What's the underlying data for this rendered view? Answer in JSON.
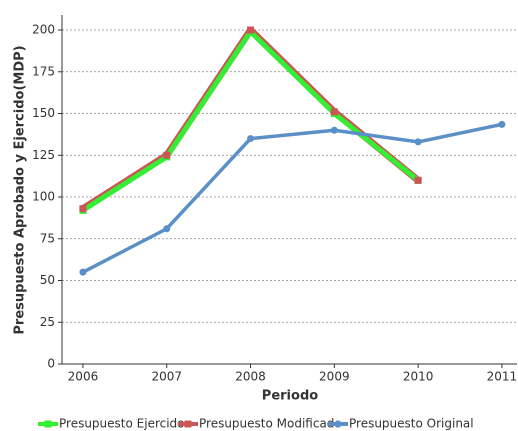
{
  "chart_data": {
    "type": "line",
    "x_label": "Periodo",
    "y_label": "Presupuesto Aprobado y Ejercido(MDP)",
    "x": [
      2006,
      2007,
      2008,
      2009,
      2010,
      2011
    ],
    "xlim": [
      2005.75,
      2011.18
    ],
    "xticks": [
      2006,
      2007,
      2008,
      2009,
      2010,
      2011
    ],
    "ylim": [
      0,
      209
    ],
    "yticks": [
      0,
      25,
      50,
      75,
      100,
      125,
      150,
      175,
      200
    ],
    "grid": true,
    "legend": "bottom",
    "series": [
      {
        "name": "Presupuesto Ejercido",
        "color": "#33ee33",
        "values": [
          92,
          124,
          199,
          150,
          110,
          null
        ]
      },
      {
        "name": "Presupuesto Modificado",
        "color": "#cc5555",
        "values": [
          93,
          125,
          200,
          151,
          110,
          null
        ]
      },
      {
        "name": "Presupuesto Original",
        "color": "#5b8fc8",
        "values": [
          55,
          81,
          135,
          140,
          133,
          143.5
        ]
      }
    ]
  }
}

## What is needed
Copy each line of the records above that carries the word "Ejercido".

## The response
    "y_label": "Presupuesto Aprobado y Ejercido(MDP)",
        "name": "Presupuesto Ejercido",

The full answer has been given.